- _The exercise_
Restate each of the lines given below, word for word.

* Begin Data entries *

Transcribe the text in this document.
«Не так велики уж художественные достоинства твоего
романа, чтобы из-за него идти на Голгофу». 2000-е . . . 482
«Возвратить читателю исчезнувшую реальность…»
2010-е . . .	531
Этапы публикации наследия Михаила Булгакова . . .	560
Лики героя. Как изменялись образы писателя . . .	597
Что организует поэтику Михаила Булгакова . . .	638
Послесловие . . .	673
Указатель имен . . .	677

* End Data entries *

- _Result of this task_
Transcribe the text in this document.
«Не так велики уж художественные достоинства твоего
романа, чтобы из-за него идти на Голгофу». 2000-е . . . 482
«Возвратить читателю исчезнувшую реальность…»
2010-е . . .	531
Этапы публикации наследия Михаила Булгакова . . .	560
Лики героя. Как изменялись образы писателя . . .	597
Что организует поэтику Михаила Булгакова . . .	638
Послесловие . . .	673
Указатель имен . . .	677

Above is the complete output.